Records from a data collection
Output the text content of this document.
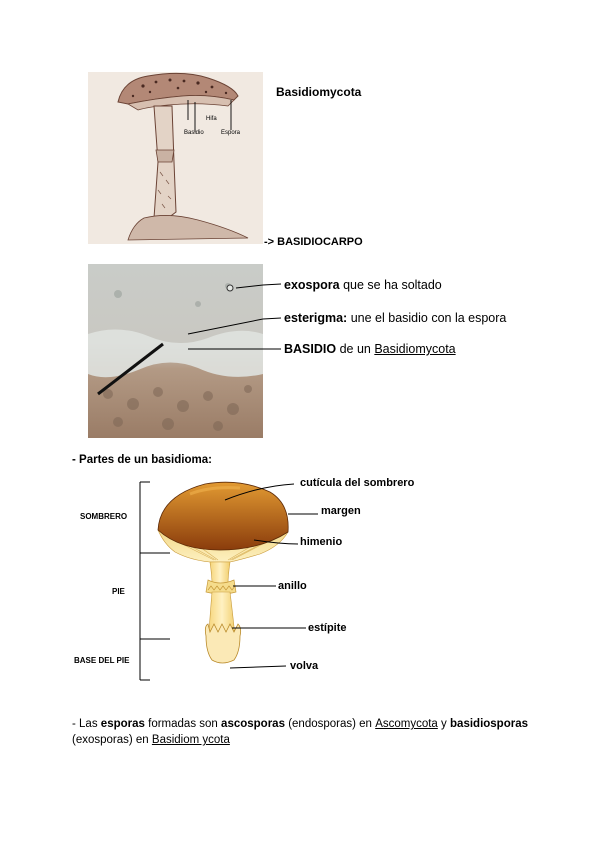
Hifa
Basidio	Espora
Basidiomycota
-> BASIDIOCARPO
exospora que se ha soltado
esterigma: une el basidio con la espora
BASIDIO de un Basidiomycota
- Partes de un basidioma:
SOMBRERO
PIE
BASE DEL PIE
cutícula del sombrero
margen
himenio
anillo
estípite
volva
- Las esporas formadas son ascosporas (endosporas) en Ascomycota y basidiosporas
(exosporas) en Basidiom ycota
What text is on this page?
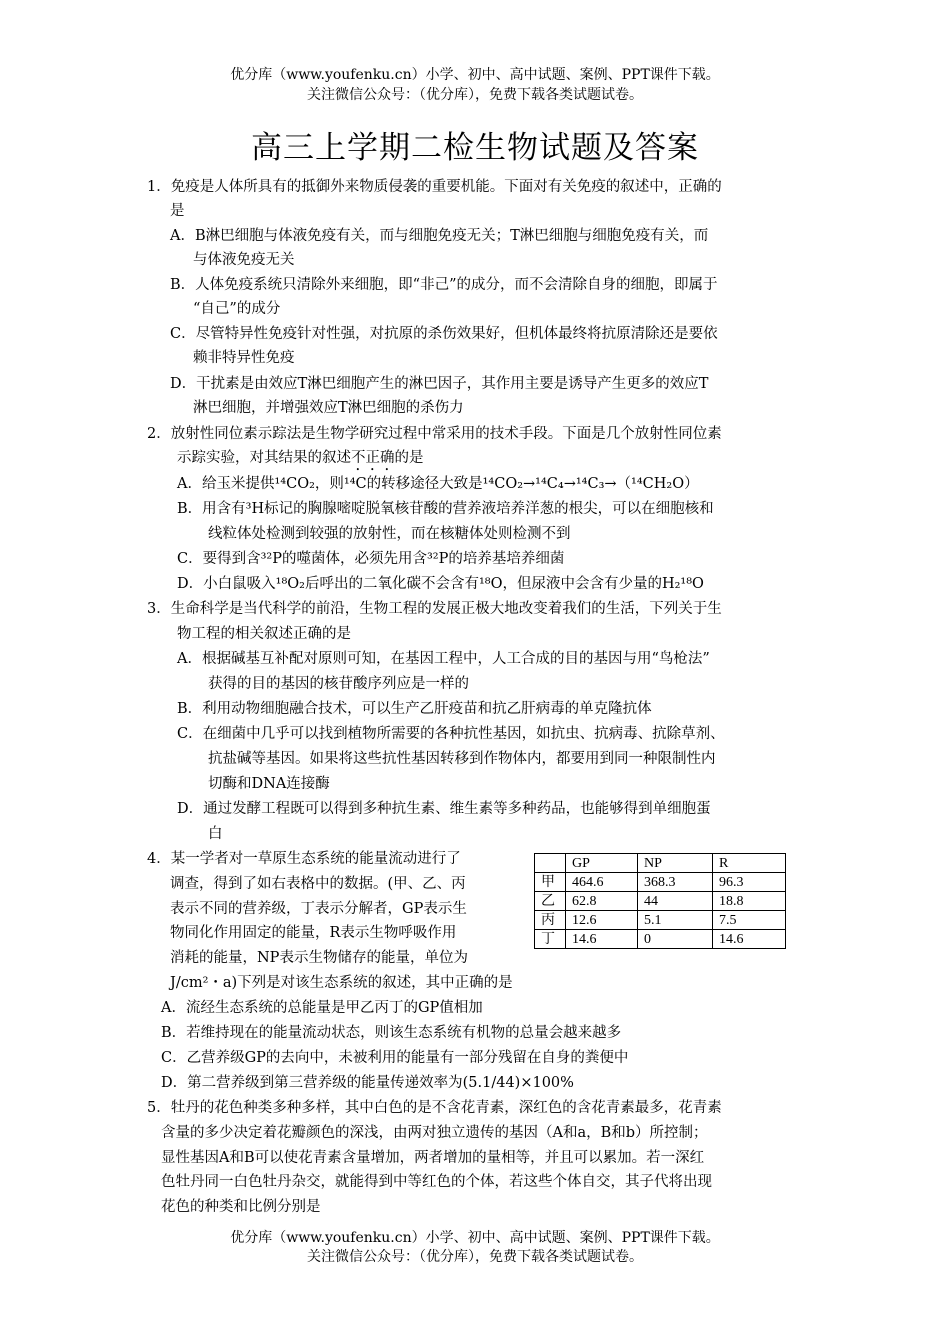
优分库（www.youfenku.cn）小学、初中、高中试题、案例、PPT课件下载。
关注微信公众号：（优分库），免费下载各类试题试卷。
高三上学期二检生物试题及答案
1．免疫是人体所具有的抵御外来物质侵袭的重要机能。下面对有关免疫的叙述中，正确的
是
A．B淋巴细胞与体液免疫有关，而与细胞免疫无关；T淋巴细胞与细胞免疫有关，而
与体液免疫无关
B．人体免疫系统只清除外来细胞，即“非己”的成分，而不会清除自身的细胞，即属于
“自己”的成分
C．尽管特异性免疫针对性强，对抗原的杀伤效果好，但机体最终将抗原清除还是要依
赖非特异性免疫
D．干扰素是由效应T淋巴细胞产生的淋巴因子，其作用主要是诱导产生更多的效应T
淋巴细胞，并增强效应T淋巴细胞的杀伤力
2．放射性同位素示踪法是生物学研究过程中常采用的技术手段。下面是几个放射性同位素
示踪实验，对其结果的叙述不正确的是
A．给玉米提供¹⁴CO₂，则¹⁴C的转移途径大致是¹⁴CO₂→¹⁴C₄→¹⁴C₃→（¹⁴CH₂O）
B．用含有³H标记的胸腺嘧啶脱氧核苷酸的营养液培养洋葱的根尖，可以在细胞核和
线粒体处检测到较强的放射性，而在核糖体处则检测不到
C．要得到含³²P的噬菌体，必须先用含³²P的培养基培养细菌
D．小白鼠吸入¹⁸O₂后呼出的二氧化碳不会含有¹⁸O，但尿液中会含有少量的H₂¹⁸O
3．生命科学是当代科学的前沿，生物工程的发展正极大地改变着我们的生活，下列关于生
物工程的相关叙述正确的是
A．根据碱基互补配对原则可知，在基因工程中，人工合成的目的基因与用“鸟枪法”
获得的目的基因的核苷酸序列应是一样的
B．利用动物细胞融合技术，可以生产乙肝疫苗和抗乙肝病毒的单克隆抗体
C．在细菌中几乎可以找到植物所需要的各种抗性基因，如抗虫、抗病毒、抗除草剂、
抗盐碱等基因。如果将这些抗性基因转移到作物体内，都要用到同一种限制性内
切酶和DNA连接酶
D．通过发酵工程既可以得到多种抗生素、维生素等多种药品，也能够得到单细胞蛋
白
4．某一学者对一草原生态系统的能量流动进行了
调查，得到了如右表格中的数据。(甲、乙、丙
表示不同的营养级，丁表示分解者，GP表示生
物同化作用固定的能量，R表示生物呼吸作用
消耗的能量，NP表示生物储存的能量，单位为
J/cm²・a)下列是对该生态系统的叙述，其中正确的是
	GP	NP	R
甲	464.6	368.3	96.3
乙	62.8	44	18.8
丙	12.6	5.1	7.5
丁	14.6	0	14.6
A．流经生态系统的总能量是甲乙丙丁的GP值相加
B．若维持现在的能量流动状态，则该生态系统有机物的总量会越来越多
C．乙营养级GP的去向中，未被利用的能量有一部分残留在自身的粪便中
D．第二营养级到第三营养级的能量传递效率为(5.1/44)×100%
5．牡丹的花色种类多种多样，其中白色的是不含花青素，深红色的含花青素最多，花青素
含量的多少决定着花瓣颜色的深浅，由两对独立遗传的基因（A和a，B和b）所控制；
显性基因A和B可以使花青素含量增加，两者增加的量相等，并且可以累加。若一深红
色牡丹同一白色牡丹杂交，就能得到中等红色的个体，若这些个体自交，其子代将出现
花色的种类和比例分别是
优分库（www.youfenku.cn）小学、初中、高中试题、案例、PPT课件下载。
关注微信公众号：（优分库），免费下载各类试题试卷。
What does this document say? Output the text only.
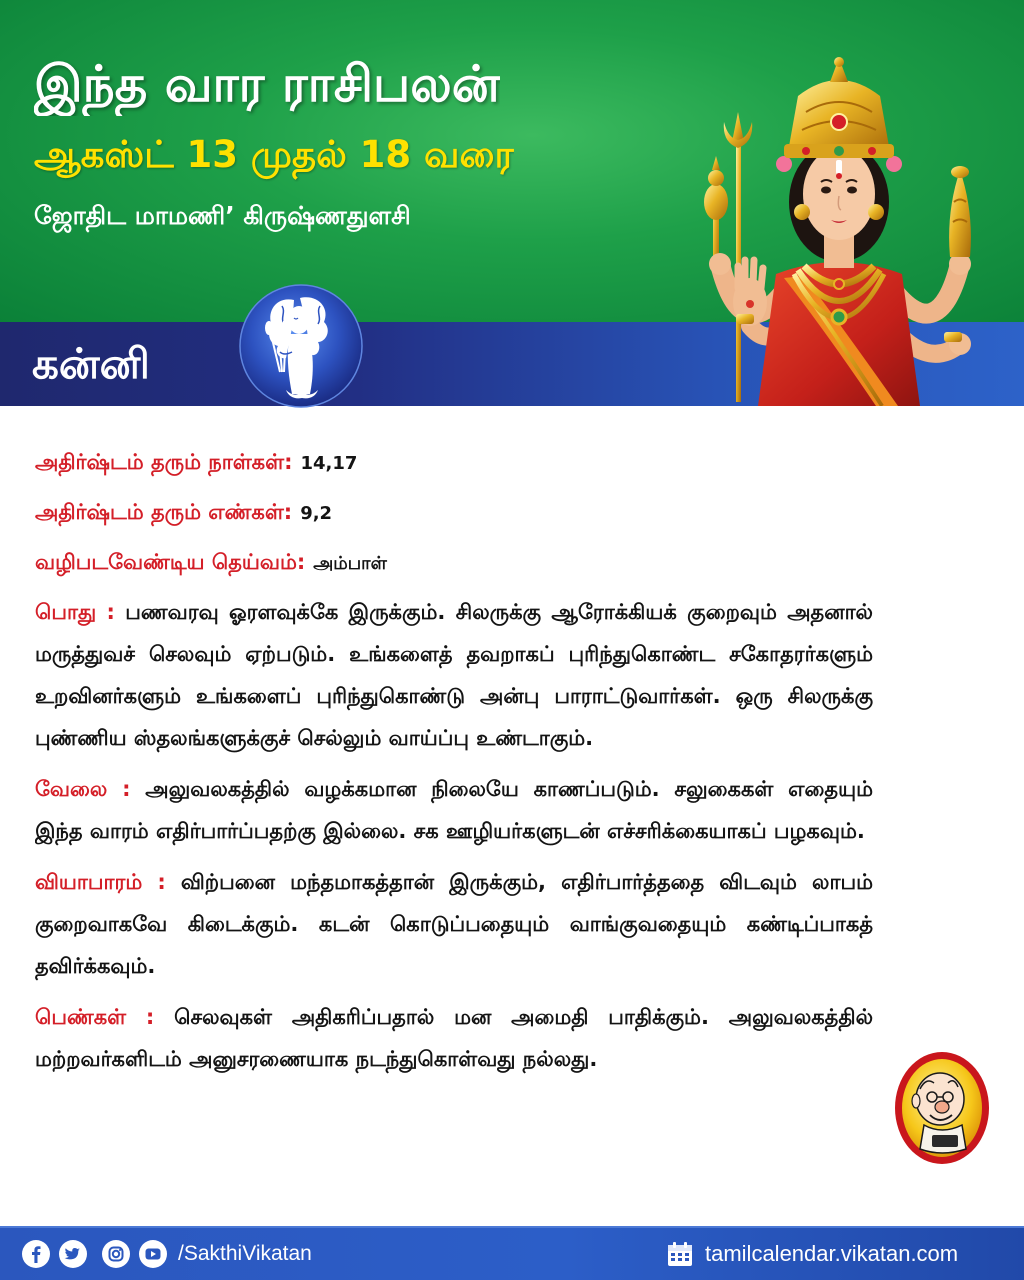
இந்த வார ராசிபலன்
ஆகஸ்ட் 13 முதல் 18 வரை
ஜோதிட மாமணி’ கிருஷ்ணதுளசி
கன்னி
அதிர்ஷ்டம் தரும் நாள்கள்: 14,17
அதிர்ஷ்டம் தரும் எண்கள்: 9,2
வழிபடவேண்டிய தெய்வம்: அம்பாள்

பொது : பணவரவு ஓரளவுக்கே இருக்கும். சிலருக்கு ஆரோக்கியக் குறைவும் அதனால் மருத்துவச் செலவும் ஏற்படும். உங்களைத் தவறாகப் புரிந்துகொண்ட சகோதரர்களும் உறவினர்களும் உங்களைப் புரிந்துகொண்டு அன்பு பாராட்டுவார்கள். ஒரு சிலருக்கு புண்ணிய ஸ்தலங்களுக்குச் செல்லும் வாய்ப்பு உண்டாகும்.

வேலை : அலுவலகத்தில் வழக்கமான நிலையே காணப்படும். சலுகைகள் எதையும் இந்த வாரம் எதிர்பார்ப்பதற்கு இல்லை. சக ஊழியர்களுடன் எச்சரிக்கையாகப் பழகவும்.

வியாபாரம் : விற்பனை மந்தமாகத்தான் இருக்கும், எதிர்பார்த்ததை விடவும் லாபம் குறைவாகவே கிடைக்கும். கடன் கொடுப்பதையும் வாங்குவதையும் கண்டிப்பாகத் தவிர்க்கவும்.

பெண்கள் : செலவுகள் அதிகரிப்பதால் மன அமைதி பாதிக்கும். அலுவலகத்தில் மற்றவர்களிடம் அனுசரணையாக நடந்துகொள்வது நல்லது.

/SakthiVikatan	tamilcalendar.vikatan.com
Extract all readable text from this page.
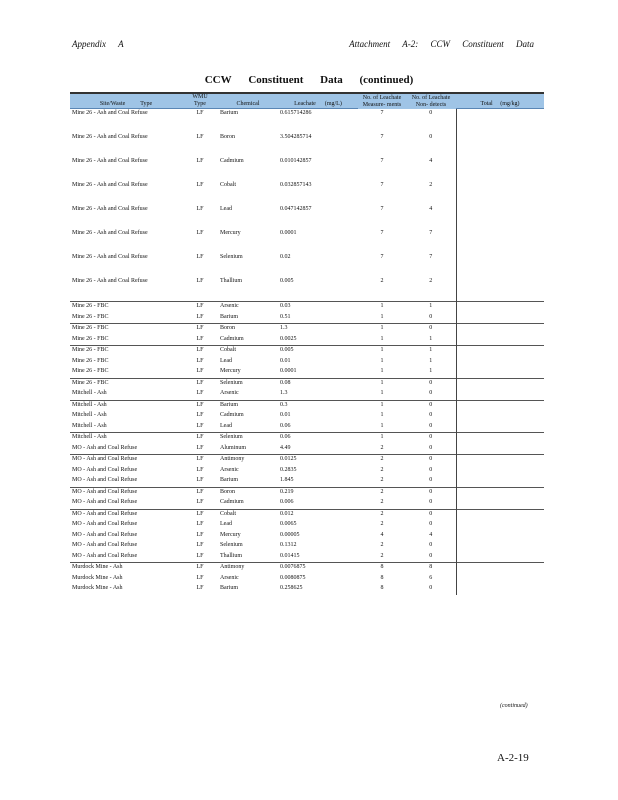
Appendix A	Attachment A-2: CCW Constituent Data
CCW Constituent Data (continued)
				No. of Leachate Measure- ments	No. of Leachate Non- detects	
Site/Waste Type	WMU
Type	Chemical	Leachate (mg/L)			Total (mg/kg)
Mine 26 - Ash and Coal Refuse	LF	Barium	0.615714286	7	0	
Mine 26 - Ash and Coal Refuse	LF	Boron	3.504285714	7	0	
Mine 26 - Ash and Coal Refuse	LF	Cadmium	0.010142857	7	4	
Mine 26 - Ash and Coal Refuse	LF	Cobalt	0.032857143	7	2	
Mine 26 - Ash and Coal Refuse	LF	Lead	0.047142857	7	4	
Mine 26 - Ash and Coal Refuse	LF	Mercury	0.0001	7	7	
Mine 26 - Ash and Coal Refuse	LF	Selenium	0.02	7	7	
Mine 26 - Ash and Coal Refuse	LF	Thallium	0.005	2	2	
Mine 26 - FBC	LF	Arsenic	0.03	1	1	
Mine 26 - FBC	LF	Barium	0.51	1	0	
Mine 26 - FBC	LF	Boron	1.3	1	0	
Mine 26 - FBC	LF	Cadmium	0.0025	1	1	
Mine 26 - FBC	LF	Cobalt	0.005	1	1	
Mine 26 - FBC	LF	Lead	0.01	1	1	
Mine 26 - FBC	LF	Mercury	0.0001	1	1	
Mine 26 - FBC	LF	Selenium	0.08	1	0	
Mitchell - Ash	LF	Arsenic	1.3	1	0	
Mitchell - Ash	LF	Barium	0.3	1	0	
Mitchell - Ash	LF	Cadmium	0.01	1	0	
Mitchell - Ash	LF	Lead	0.06	1	0	
Mitchell - Ash	LF	Selenium	0.06	1	0	
MO - Ash and Coal Refuse	LF	Aluminum	4.49	2	0	
MO - Ash and Coal Refuse	LF	Antimony	0.0125	2	0	
MO - Ash and Coal Refuse	LF	Arsenic	0.2835	2	0	
MO - Ash and Coal Refuse	LF	Barium	1.845	2	0	
MO - Ash and Coal Refuse	LF	Boron	0.219	2	0	
MO - Ash and Coal Refuse	LF	Cadmium	0.006	2	0	
MO - Ash and Coal Refuse	LF	Cobalt	0.012	2	0	
MO - Ash and Coal Refuse	LF	Lead	0.0065	2	0	
MO - Ash and Coal Refuse	LF	Mercury	0.00005	4	4	
MO - Ash and Coal Refuse	LF	Selenium	0.1312	2	0	
MO - Ash and Coal Refuse	LF	Thallium	0.01415	2	0	
Murdock Mine - Ash	LF	Antimony	0.0076875	8	8	
Murdock Mine - Ash	LF	Arsenic	0.0080875	8	6	
Murdock Mine - Ash	LF	Barium	0.258625	8	0	
(continued)
A-2-19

EXERCISE – Copy in full each line that holds the word "Antimony".

THE RESULT –
MO - Ash and Coal Refuse	LF	Antimony	0.0125	2	0	
Murdock Mine - Ash	LF	Antimony	0.0076875	8	8	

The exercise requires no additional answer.